## EXERCISE INSTRUCTIONS
Extract the lines that carry the string "north" from the listing.

---- RECORDED DATA

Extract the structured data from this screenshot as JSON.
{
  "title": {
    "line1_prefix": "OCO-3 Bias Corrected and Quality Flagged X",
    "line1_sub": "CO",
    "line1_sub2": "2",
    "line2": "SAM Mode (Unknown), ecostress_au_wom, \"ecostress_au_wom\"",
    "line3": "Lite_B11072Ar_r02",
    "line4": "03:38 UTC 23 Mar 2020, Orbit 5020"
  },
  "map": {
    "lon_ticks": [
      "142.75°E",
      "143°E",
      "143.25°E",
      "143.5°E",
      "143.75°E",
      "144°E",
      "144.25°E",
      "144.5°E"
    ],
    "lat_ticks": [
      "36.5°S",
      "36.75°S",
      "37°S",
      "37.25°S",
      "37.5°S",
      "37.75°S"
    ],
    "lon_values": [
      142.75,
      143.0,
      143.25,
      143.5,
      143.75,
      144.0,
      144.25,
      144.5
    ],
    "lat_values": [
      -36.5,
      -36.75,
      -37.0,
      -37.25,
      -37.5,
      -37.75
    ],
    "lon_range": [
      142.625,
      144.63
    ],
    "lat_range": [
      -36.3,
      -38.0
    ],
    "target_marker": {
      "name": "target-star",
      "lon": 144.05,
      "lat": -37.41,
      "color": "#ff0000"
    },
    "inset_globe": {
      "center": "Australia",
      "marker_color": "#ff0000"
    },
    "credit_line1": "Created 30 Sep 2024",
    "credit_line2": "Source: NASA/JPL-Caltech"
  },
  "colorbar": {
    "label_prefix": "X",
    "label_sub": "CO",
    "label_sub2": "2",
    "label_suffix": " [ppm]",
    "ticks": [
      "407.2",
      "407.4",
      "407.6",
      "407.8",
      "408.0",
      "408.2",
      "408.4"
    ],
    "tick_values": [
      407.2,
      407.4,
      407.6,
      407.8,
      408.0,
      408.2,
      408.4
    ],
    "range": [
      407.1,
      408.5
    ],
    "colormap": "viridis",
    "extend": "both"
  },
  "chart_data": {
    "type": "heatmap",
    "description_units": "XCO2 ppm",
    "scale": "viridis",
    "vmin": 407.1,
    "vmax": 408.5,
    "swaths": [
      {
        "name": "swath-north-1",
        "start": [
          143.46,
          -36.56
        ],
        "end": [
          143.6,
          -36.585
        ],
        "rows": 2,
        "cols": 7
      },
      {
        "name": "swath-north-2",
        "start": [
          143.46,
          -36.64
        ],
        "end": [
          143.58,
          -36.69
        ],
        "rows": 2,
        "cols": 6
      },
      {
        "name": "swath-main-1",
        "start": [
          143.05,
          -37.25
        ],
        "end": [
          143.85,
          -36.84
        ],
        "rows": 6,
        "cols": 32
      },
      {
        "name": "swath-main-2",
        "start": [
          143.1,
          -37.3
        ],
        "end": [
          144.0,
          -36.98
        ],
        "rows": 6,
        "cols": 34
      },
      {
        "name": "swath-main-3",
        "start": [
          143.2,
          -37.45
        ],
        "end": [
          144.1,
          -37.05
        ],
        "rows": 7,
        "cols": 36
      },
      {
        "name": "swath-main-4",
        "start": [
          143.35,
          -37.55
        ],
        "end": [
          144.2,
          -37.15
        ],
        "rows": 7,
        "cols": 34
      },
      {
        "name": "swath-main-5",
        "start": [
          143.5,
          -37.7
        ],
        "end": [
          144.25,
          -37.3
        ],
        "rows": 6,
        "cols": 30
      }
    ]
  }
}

--------

## FINAL RESULT
        "name": "swath-north-1",
        "name": "swath-north-2",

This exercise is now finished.